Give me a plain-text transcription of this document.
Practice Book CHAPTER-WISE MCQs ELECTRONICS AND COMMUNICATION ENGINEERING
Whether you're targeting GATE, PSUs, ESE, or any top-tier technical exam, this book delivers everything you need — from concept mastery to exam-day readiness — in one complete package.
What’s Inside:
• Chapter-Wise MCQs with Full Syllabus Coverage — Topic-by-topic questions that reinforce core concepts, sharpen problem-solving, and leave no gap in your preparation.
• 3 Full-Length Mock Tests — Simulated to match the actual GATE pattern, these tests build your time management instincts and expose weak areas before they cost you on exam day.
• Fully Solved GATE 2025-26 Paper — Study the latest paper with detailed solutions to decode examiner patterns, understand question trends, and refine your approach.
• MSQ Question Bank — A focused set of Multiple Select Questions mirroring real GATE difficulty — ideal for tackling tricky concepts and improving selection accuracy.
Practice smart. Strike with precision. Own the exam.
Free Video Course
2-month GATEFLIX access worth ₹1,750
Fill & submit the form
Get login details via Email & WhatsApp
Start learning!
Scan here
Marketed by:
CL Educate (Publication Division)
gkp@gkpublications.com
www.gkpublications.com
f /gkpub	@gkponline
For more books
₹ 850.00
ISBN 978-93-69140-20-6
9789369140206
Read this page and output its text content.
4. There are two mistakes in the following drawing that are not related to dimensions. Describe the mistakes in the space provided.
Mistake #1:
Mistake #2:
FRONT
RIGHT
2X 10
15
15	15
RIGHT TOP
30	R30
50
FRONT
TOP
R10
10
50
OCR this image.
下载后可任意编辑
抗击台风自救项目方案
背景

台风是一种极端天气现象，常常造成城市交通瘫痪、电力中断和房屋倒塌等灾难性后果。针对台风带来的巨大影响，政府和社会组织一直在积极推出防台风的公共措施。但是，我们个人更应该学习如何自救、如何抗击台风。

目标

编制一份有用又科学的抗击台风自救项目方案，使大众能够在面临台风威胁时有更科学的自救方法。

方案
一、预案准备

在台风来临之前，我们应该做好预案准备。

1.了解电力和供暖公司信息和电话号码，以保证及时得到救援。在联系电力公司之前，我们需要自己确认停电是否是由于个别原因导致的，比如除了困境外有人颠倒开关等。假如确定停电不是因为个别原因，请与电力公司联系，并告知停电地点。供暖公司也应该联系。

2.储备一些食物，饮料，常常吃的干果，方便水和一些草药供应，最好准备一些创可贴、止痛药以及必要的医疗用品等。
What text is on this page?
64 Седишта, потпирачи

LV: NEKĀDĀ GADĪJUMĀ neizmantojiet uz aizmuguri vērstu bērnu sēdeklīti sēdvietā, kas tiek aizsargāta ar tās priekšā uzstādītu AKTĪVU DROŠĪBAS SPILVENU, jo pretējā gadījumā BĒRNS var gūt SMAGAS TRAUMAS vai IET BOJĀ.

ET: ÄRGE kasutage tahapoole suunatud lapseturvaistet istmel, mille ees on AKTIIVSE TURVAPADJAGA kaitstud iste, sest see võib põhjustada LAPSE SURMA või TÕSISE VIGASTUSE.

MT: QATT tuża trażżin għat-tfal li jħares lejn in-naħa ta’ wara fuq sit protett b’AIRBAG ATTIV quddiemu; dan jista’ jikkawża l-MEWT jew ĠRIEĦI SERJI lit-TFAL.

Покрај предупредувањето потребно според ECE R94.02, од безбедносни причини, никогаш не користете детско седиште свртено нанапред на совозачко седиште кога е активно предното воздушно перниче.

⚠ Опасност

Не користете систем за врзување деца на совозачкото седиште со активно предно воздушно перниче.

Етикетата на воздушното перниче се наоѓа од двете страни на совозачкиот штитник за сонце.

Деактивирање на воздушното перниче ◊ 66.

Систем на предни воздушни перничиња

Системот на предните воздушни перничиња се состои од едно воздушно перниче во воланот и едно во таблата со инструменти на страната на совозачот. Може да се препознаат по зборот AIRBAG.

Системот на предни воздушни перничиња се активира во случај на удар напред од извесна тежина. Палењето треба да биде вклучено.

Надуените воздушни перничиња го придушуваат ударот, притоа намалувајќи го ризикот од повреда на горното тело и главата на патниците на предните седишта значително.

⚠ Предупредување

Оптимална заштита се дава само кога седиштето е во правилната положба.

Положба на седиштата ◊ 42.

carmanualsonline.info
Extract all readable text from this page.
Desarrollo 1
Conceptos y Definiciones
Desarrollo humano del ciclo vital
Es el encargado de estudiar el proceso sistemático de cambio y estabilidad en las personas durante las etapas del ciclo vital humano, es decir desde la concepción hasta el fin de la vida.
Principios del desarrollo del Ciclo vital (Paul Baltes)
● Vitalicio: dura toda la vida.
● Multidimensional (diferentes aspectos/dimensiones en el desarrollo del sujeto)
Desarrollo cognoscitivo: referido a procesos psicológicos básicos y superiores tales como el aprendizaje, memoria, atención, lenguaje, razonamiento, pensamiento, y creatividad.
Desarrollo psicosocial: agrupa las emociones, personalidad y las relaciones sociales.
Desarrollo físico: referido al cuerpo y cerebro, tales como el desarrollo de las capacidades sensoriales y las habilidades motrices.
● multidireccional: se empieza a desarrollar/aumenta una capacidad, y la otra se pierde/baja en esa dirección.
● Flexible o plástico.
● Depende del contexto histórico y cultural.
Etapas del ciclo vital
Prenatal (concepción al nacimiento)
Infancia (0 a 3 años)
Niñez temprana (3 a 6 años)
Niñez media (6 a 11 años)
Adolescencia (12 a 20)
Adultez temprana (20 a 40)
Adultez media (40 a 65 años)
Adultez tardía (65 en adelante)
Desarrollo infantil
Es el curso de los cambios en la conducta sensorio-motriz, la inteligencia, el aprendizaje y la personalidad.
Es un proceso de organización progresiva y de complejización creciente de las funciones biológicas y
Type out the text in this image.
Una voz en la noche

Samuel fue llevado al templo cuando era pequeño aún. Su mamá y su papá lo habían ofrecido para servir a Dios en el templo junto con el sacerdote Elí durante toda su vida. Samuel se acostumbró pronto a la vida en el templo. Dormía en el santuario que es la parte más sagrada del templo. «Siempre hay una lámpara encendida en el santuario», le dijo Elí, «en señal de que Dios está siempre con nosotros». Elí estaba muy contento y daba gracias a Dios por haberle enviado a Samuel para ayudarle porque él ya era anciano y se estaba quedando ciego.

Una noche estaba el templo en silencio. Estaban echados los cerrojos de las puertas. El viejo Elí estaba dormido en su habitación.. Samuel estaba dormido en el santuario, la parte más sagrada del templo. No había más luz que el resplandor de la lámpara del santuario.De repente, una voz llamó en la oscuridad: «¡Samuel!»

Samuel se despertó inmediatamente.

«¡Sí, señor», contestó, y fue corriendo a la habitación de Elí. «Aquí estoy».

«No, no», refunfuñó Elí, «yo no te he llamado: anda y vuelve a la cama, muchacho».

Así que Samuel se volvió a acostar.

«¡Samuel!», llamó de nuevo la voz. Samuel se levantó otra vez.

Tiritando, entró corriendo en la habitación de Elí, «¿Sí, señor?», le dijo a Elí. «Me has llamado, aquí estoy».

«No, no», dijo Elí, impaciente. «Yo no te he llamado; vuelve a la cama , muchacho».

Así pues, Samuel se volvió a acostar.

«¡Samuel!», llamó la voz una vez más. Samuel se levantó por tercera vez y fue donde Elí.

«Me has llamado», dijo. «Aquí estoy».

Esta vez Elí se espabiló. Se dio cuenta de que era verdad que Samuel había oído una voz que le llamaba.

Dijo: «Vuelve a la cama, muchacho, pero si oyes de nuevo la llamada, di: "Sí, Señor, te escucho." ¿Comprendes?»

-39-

━━━━━━━━━━━━━━━━

**Job**. Count the lines in the entries above that include the string "parte", then give only that figure.

**In response**. 2